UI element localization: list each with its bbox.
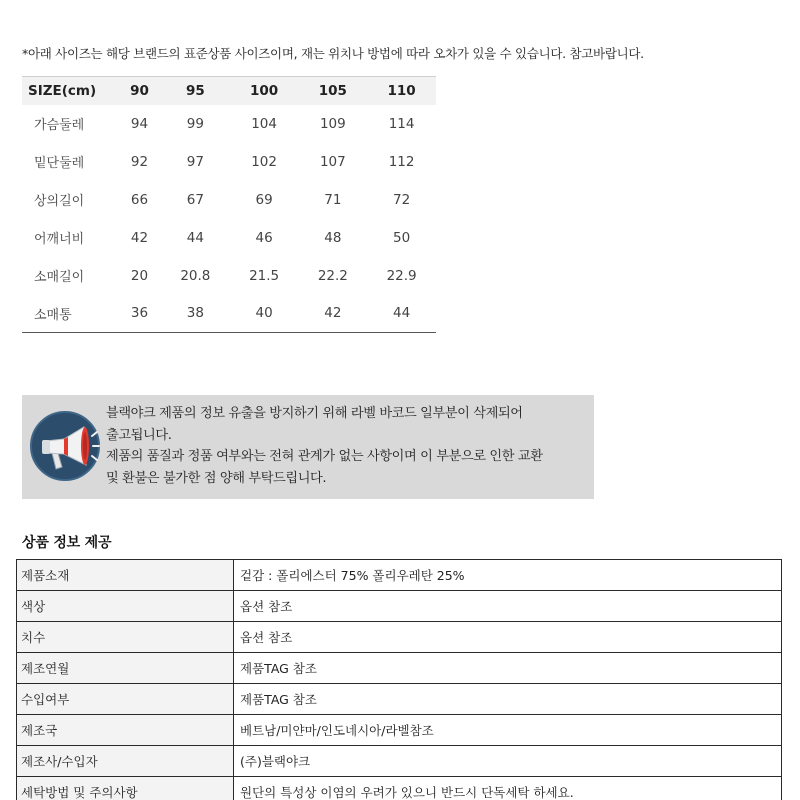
info-key: 수입여부 bbox=[17, 684, 234, 715]
size-header-cell: 100 bbox=[230, 77, 299, 105]
banner-text bbox=[106, 403, 590, 489]
size-value: 38 bbox=[161, 295, 230, 333]
size-header-cell: 110 bbox=[367, 77, 436, 105]
size-value: 112 bbox=[388, 153, 415, 170]
size-value: 40 bbox=[230, 295, 299, 333]
info-value: 제품TAG 참조 bbox=[234, 653, 782, 684]
size-value: 71 bbox=[324, 191, 342, 208]
size-row bbox=[22, 257, 436, 295]
size-value: 22.2 bbox=[317, 267, 348, 284]
size-row bbox=[22, 219, 436, 257]
size-value: 20.8 bbox=[180, 267, 211, 284]
size-value: 36 bbox=[118, 295, 161, 333]
info-value: 옵션 참조 bbox=[234, 622, 782, 653]
info-value: (주)블랙야크 bbox=[234, 746, 782, 777]
measurement-label: 상의길이 bbox=[34, 194, 85, 209]
measurement-label: 가슴둘레 bbox=[34, 118, 85, 133]
banner-line: 출고됩니다. bbox=[106, 427, 172, 443]
size-value: 107 bbox=[319, 153, 346, 170]
size-value: 97 bbox=[186, 153, 204, 170]
measurement-label: 소매길이 bbox=[34, 270, 85, 285]
info-row bbox=[17, 746, 782, 777]
info-value: 옵션 참조 bbox=[234, 591, 782, 622]
size-row bbox=[22, 181, 436, 219]
info-row bbox=[17, 715, 782, 746]
size-value: 92 bbox=[130, 153, 149, 170]
size-value: 102 bbox=[251, 153, 277, 170]
info-row bbox=[17, 684, 782, 715]
size-value: 42 bbox=[130, 229, 149, 246]
size-value: 99 bbox=[186, 115, 204, 132]
size-row bbox=[22, 295, 436, 333]
size-value: 42 bbox=[298, 295, 367, 333]
size-row bbox=[22, 105, 436, 143]
size-value: 50 bbox=[393, 229, 411, 246]
info-value: 제품TAG 참조 bbox=[234, 684, 782, 715]
size-value: 67 bbox=[186, 191, 204, 208]
info-value: 베트남/미얀마/인도네시아/라벨참조 bbox=[234, 715, 782, 746]
size-header-cell: 105 bbox=[298, 77, 367, 105]
info-value: 겉감 : 폴리에스터 75% 폴리우레탄 25% bbox=[234, 560, 782, 591]
banner-line: 및 환불은 불가한 점 양해 부탁드립니다. bbox=[106, 470, 327, 486]
info-row bbox=[17, 777, 782, 800]
size-value: 20 bbox=[130, 267, 149, 284]
measurement-label: 밑단둘레 bbox=[34, 156, 85, 171]
size-notice: *아래 사이즈는 해당 브랜드의 표준상품 사이즈이며, 재는 위치나 방법에 따라 오차가 있을 수 있습니다. 참고바랍니다. bbox=[22, 46, 644, 61]
info-row bbox=[17, 591, 782, 622]
size-value: 48 bbox=[324, 229, 342, 246]
info-key: 치수 bbox=[17, 622, 234, 653]
size-value: 44 bbox=[186, 229, 204, 246]
size-value: 66 bbox=[130, 191, 149, 208]
size-header-row bbox=[22, 77, 436, 105]
info-key: 세탁방법 및 주의사항 bbox=[17, 777, 234, 800]
info-key: 제조연월 bbox=[17, 653, 234, 684]
megaphone-icon bbox=[28, 409, 102, 483]
size-value: 69 bbox=[255, 191, 273, 208]
info-key: 제조국 bbox=[17, 715, 234, 746]
banner-line: 블랙야크 제품의 정보 유출을 방지하기 위해 라벨 바코드 일부분이 삭제되어 bbox=[106, 406, 523, 421]
size-value: 109 bbox=[319, 115, 346, 132]
size-row bbox=[22, 143, 436, 181]
info-key: 제품소재 bbox=[17, 560, 234, 591]
info-key: 색상 bbox=[17, 591, 234, 622]
product-info-table bbox=[16, 559, 782, 800]
size-header-cell: 90 bbox=[118, 77, 161, 105]
size-value: 72 bbox=[393, 191, 411, 208]
size-value: 94 bbox=[130, 115, 149, 132]
info-row bbox=[17, 560, 782, 591]
size-value: 46 bbox=[255, 229, 273, 246]
size-value: 114 bbox=[388, 115, 415, 132]
size-header-cell: 95 bbox=[161, 77, 230, 105]
info-row bbox=[17, 622, 782, 653]
info-row bbox=[17, 653, 782, 684]
info-value: 원단의 특성상 이염의 우려가 있으니 반드시 단독세탁 하세요. bbox=[234, 777, 782, 800]
barcode-notice-banner bbox=[22, 395, 594, 499]
measurement-label: 어깨너비 bbox=[34, 232, 85, 247]
banner-line: 제품의 품질과 정품 여부와는 전혀 관계가 없는 사항이며 이 부분으로 인한 교환 bbox=[106, 449, 543, 464]
size-chart-table bbox=[22, 76, 436, 333]
size-value: 22.9 bbox=[386, 267, 417, 284]
size-value: 104 bbox=[251, 115, 277, 132]
info-key: 제조사/수입자 bbox=[17, 746, 234, 777]
size-header-cell: SIZE(cm) bbox=[22, 77, 118, 105]
product-info-title: 상품 정보 제공 bbox=[22, 535, 112, 551]
measurement-label: 소매통 bbox=[22, 295, 118, 333]
size-value: 44 bbox=[367, 295, 436, 333]
size-value: 21.5 bbox=[249, 267, 280, 284]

==================================================

**Your objective**
Reproduce every line of the material above word for word, leaving out any pictures.

**Reply**
UI element localization: list each with its bbox.
info-key: 수입여부 bbox=[17, 684, 234, 715]
size-header-cell: 100 bbox=[230, 77, 299, 105]
banner-text bbox=[106, 403, 590, 489]
size-value: 38 bbox=[161, 295, 230, 333]
size-header-cell: 110 bbox=[367, 77, 436, 105]
size-value: 112 bbox=[388, 153, 415, 170]
size-value: 40 bbox=[230, 295, 299, 333]
info-value: 제품TAG 참조 bbox=[234, 653, 782, 684]
size-value: 71 bbox=[324, 191, 342, 208]
size-row bbox=[22, 257, 436, 295]
size-value: 22.2 bbox=[317, 267, 348, 284]
size-row bbox=[22, 219, 436, 257]
size-value: 20.8 bbox=[180, 267, 211, 284]
size-value: 36 bbox=[118, 295, 161, 333]
info-value: 옵션 참조 bbox=[234, 622, 782, 653]
info-value: (주)블랙야크 bbox=[234, 746, 782, 777]
measurement-label: 상의길이 bbox=[34, 194, 85, 209]
measurement-label: 가슴둘레 bbox=[34, 118, 85, 133]
banner-line: 출고됩니다. bbox=[106, 427, 172, 443]
size-value: 107 bbox=[319, 153, 346, 170]
size-value: 97 bbox=[186, 153, 204, 170]
measurement-label: 소매길이 bbox=[34, 270, 85, 285]
info-row bbox=[17, 746, 782, 777]
info-value: 옵션 참조 bbox=[234, 591, 782, 622]
size-row bbox=[22, 181, 436, 219]
info-row bbox=[17, 715, 782, 746]
size-value: 92 bbox=[130, 153, 149, 170]
size-value: 102 bbox=[251, 153, 277, 170]
info-row bbox=[17, 684, 782, 715]
size-value: 42 bbox=[130, 229, 149, 246]
size-value: 99 bbox=[186, 115, 204, 132]
size-row bbox=[22, 295, 436, 333]
size-value: 42 bbox=[298, 295, 367, 333]
size-row bbox=[22, 105, 436, 143]
size-value: 50 bbox=[393, 229, 411, 246]
info-value: 제품TAG 참조 bbox=[234, 684, 782, 715]
size-value: 67 bbox=[186, 191, 204, 208]
info-value: 베트남/미얀마/인도네시아/라벨참조 bbox=[234, 715, 782, 746]
size-header-cell: 105 bbox=[298, 77, 367, 105]
info-value: 겉감 : 폴리에스터 75% 폴리우레탄 25% bbox=[234, 560, 782, 591]
banner-line: 및 환불은 불가한 점 양해 부탁드립니다. bbox=[106, 470, 327, 486]
info-row bbox=[17, 777, 782, 800]
size-value: 20 bbox=[130, 267, 149, 284]
measurement-label: 밑단둘레 bbox=[34, 156, 85, 171]
size-notice: *아래 사이즈는 해당 브랜드의 표준상품 사이즈이며, 재는 위치나 방법에 따라 오차가 있을 수 있습니다. 참고바랍니다. bbox=[22, 46, 644, 61]
info-row bbox=[17, 591, 782, 622]
size-value: 48 bbox=[324, 229, 342, 246]
info-key: 치수 bbox=[17, 622, 234, 653]
size-value: 44 bbox=[186, 229, 204, 246]
size-value: 66 bbox=[130, 191, 149, 208]
size-header-row bbox=[22, 77, 436, 105]
info-key: 세탁방법 및 주의사항 bbox=[17, 777, 234, 800]
info-key: 제조연월 bbox=[17, 653, 234, 684]
megaphone-icon bbox=[28, 409, 102, 483]
size-value: 69 bbox=[255, 191, 273, 208]
info-key: 제조국 bbox=[17, 715, 234, 746]
banner-line: 블랙야크 제품의 정보 유출을 방지하기 위해 라벨 바코드 일부분이 삭제되어 bbox=[106, 406, 523, 421]
size-value: 109 bbox=[319, 115, 346, 132]
size-row bbox=[22, 143, 436, 181]
info-key: 제품소재 bbox=[17, 560, 234, 591]
info-key: 색상 bbox=[17, 591, 234, 622]
product-info-table bbox=[16, 559, 782, 800]
size-header-cell: 90 bbox=[118, 77, 161, 105]
size-value: 72 bbox=[393, 191, 411, 208]
size-value: 94 bbox=[130, 115, 149, 132]
info-row bbox=[17, 560, 782, 591]
size-value: 46 bbox=[255, 229, 273, 246]
size-value: 114 bbox=[388, 115, 415, 132]
size-header-cell: 95 bbox=[161, 77, 230, 105]
info-row bbox=[17, 622, 782, 653]
info-row bbox=[17, 653, 782, 684]
info-value: 원단의 특성상 이염의 우려가 있으니 반드시 단독세탁 하세요. bbox=[234, 777, 782, 800]
barcode-notice-banner bbox=[22, 395, 594, 499]
measurement-label: 어깨너비 bbox=[34, 232, 85, 247]
banner-line: 제품의 품질과 정품 여부와는 전혀 관계가 없는 사항이며 이 부분으로 인한 교환 bbox=[106, 449, 543, 464]
size-chart-table bbox=[22, 76, 436, 333]
size-value: 22.9 bbox=[386, 267, 417, 284]
size-value: 104 bbox=[251, 115, 277, 132]
info-key: 제조사/수입자 bbox=[17, 746, 234, 777]
size-header-cell: SIZE(cm) bbox=[22, 77, 118, 105]
product-info-title: 상품 정보 제공 bbox=[22, 535, 112, 551]
measurement-label: 소매통 bbox=[22, 295, 118, 333]
size-value: 44 bbox=[367, 295, 436, 333]
size-value: 21.5 bbox=[249, 267, 280, 284]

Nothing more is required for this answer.